— BRIEF —
Beginning with the line that holds "Output a JSON", set down each line of the data below through the very last, exactly as given, and nothing beyond that.

— Records from a collection of figures —
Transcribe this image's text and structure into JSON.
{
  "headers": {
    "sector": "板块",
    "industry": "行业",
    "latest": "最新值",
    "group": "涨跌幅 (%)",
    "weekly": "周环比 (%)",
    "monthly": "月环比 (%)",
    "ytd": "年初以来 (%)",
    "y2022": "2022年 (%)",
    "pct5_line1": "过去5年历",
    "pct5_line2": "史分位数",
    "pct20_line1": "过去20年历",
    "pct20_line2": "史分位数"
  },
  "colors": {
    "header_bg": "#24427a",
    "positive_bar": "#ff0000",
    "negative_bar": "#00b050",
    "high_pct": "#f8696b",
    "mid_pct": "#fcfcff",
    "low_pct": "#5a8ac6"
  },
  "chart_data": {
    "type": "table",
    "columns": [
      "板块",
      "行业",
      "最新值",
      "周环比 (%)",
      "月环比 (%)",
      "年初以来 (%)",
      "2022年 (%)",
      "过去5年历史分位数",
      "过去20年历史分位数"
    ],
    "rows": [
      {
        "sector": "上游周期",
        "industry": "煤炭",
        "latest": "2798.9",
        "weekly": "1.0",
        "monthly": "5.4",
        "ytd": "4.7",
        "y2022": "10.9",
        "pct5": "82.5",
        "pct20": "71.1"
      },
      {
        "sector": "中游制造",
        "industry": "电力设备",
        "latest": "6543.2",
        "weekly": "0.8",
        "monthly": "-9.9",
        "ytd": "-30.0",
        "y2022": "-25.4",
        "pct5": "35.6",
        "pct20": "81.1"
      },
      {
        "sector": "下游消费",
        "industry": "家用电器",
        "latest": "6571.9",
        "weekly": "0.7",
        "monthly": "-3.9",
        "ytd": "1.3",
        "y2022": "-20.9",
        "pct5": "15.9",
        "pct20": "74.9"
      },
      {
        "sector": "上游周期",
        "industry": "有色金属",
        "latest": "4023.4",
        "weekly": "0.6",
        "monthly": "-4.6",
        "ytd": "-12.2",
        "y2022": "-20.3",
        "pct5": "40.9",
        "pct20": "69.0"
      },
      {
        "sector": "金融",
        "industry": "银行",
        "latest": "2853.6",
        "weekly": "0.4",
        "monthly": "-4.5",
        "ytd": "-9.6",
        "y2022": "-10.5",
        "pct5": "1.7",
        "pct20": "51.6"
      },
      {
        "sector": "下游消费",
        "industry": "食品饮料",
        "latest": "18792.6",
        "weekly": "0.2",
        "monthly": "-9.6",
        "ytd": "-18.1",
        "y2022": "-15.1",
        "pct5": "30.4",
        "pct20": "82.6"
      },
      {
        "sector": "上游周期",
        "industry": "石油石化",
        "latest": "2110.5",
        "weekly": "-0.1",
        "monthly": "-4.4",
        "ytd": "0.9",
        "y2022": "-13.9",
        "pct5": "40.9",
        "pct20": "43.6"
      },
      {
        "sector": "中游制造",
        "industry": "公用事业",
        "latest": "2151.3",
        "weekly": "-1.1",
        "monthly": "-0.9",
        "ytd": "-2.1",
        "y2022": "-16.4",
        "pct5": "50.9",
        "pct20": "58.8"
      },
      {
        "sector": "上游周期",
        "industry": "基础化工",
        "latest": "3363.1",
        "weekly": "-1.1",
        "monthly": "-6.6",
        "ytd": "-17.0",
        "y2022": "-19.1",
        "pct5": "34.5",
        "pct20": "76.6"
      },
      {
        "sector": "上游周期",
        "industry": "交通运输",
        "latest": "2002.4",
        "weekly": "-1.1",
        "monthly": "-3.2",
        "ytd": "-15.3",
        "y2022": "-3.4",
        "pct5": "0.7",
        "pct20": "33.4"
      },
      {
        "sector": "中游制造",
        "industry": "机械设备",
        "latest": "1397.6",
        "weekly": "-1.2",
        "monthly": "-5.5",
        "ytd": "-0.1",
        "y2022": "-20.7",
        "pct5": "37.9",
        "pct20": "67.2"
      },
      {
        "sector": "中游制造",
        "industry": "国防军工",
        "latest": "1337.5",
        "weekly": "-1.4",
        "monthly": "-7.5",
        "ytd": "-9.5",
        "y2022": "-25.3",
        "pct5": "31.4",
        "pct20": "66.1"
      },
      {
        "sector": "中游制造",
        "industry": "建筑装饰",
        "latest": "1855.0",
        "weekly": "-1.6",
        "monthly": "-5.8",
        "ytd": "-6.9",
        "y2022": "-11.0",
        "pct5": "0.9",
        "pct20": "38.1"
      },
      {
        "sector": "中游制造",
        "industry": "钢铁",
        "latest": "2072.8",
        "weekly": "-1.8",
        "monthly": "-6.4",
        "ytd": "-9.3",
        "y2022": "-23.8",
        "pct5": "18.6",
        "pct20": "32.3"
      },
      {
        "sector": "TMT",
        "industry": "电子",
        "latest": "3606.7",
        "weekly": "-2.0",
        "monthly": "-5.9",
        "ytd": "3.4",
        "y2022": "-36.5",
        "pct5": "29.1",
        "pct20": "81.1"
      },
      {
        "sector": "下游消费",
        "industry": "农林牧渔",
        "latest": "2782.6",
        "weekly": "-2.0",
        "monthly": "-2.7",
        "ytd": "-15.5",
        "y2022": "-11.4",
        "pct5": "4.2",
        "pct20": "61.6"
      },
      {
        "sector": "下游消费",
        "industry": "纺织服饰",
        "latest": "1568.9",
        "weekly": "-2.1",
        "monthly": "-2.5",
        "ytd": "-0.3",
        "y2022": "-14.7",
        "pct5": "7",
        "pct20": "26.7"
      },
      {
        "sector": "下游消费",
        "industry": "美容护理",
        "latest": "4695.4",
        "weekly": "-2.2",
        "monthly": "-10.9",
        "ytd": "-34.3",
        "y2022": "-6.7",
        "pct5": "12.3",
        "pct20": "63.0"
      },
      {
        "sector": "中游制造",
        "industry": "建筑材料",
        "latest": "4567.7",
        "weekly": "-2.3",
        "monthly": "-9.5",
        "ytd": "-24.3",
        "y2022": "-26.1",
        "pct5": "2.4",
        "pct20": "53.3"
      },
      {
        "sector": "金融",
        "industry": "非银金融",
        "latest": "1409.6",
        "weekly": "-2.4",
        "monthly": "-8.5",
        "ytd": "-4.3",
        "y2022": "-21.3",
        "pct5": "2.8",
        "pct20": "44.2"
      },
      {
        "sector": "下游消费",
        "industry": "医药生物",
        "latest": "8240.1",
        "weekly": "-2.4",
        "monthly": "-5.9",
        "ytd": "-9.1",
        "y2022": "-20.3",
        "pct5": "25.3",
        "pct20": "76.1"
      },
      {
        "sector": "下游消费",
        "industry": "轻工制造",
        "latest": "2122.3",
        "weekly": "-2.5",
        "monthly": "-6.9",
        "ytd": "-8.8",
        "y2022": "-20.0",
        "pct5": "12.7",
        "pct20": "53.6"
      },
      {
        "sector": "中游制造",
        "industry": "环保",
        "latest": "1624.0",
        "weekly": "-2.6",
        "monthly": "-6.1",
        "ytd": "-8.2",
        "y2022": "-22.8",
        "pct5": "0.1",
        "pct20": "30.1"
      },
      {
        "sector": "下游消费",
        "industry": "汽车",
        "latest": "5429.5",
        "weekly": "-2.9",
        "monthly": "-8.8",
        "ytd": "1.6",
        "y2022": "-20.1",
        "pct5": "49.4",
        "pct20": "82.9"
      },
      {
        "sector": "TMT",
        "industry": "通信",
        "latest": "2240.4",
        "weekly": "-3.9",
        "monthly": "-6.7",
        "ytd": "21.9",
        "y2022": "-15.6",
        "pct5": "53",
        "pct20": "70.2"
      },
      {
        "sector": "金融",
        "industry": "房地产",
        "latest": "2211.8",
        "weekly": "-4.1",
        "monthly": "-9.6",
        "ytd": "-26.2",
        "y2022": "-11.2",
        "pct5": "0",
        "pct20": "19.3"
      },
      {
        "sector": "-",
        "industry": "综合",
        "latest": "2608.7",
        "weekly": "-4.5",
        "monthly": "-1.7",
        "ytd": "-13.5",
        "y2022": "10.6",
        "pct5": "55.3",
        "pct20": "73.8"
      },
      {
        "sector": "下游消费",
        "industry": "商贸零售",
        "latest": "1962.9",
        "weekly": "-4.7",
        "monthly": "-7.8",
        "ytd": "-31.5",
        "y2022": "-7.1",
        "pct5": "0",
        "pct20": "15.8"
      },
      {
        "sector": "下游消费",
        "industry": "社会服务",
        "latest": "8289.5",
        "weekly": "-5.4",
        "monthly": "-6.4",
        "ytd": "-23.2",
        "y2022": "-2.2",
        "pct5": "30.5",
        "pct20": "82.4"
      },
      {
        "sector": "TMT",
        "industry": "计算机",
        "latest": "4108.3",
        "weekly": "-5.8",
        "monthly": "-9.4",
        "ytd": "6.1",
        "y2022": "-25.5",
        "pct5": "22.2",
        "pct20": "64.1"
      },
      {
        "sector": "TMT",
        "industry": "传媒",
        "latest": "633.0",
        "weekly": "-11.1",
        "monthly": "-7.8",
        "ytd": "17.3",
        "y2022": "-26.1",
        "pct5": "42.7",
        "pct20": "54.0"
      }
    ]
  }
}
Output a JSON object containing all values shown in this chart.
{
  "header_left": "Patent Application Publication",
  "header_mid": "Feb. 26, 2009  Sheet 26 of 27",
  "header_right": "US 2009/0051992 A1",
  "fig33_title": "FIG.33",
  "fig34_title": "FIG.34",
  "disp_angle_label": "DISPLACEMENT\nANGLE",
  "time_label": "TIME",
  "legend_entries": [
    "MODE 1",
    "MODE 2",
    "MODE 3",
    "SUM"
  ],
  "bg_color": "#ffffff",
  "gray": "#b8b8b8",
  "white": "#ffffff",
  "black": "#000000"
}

— TASK OUTPUT —
Output a JSON object containing all values shown in this chart.
{
  "header_left": "Patent Application Publication",
  "header_mid": "Feb. 26, 2009  Sheet 26 of 27",
  "header_right": "US 2009/0051992 A1",
  "fig33_title": "FIG.33",
  "fig34_title": "FIG.34",
  "disp_angle_label": "DISPLACEMENT\nANGLE",
  "time_label": "TIME",
  "legend_entries": [
    "MODE 1",
    "MODE 2",
    "MODE 3",
    "SUM"
  ],
  "bg_color": "#ffffff",
  "gray": "#b8b8b8",
  "white": "#ffffff",
  "black": "#000000"
}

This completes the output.